---------- Given data

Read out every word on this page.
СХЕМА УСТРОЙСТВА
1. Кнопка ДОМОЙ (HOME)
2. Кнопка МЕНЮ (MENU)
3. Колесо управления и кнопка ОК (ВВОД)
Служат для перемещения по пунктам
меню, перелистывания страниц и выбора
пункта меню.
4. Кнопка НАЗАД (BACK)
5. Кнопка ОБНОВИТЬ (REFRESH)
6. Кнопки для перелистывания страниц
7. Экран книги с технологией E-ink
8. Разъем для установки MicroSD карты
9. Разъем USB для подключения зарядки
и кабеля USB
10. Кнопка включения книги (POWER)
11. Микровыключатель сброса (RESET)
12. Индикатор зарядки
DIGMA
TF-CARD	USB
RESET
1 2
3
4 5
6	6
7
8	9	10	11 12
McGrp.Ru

--------------------

▶ _Problem requirements_
Take every line containing the word "зарядки" and copy it.

▶ _Output below_
9. Разъем USB для подключения зарядки
12. Индикатор зарядки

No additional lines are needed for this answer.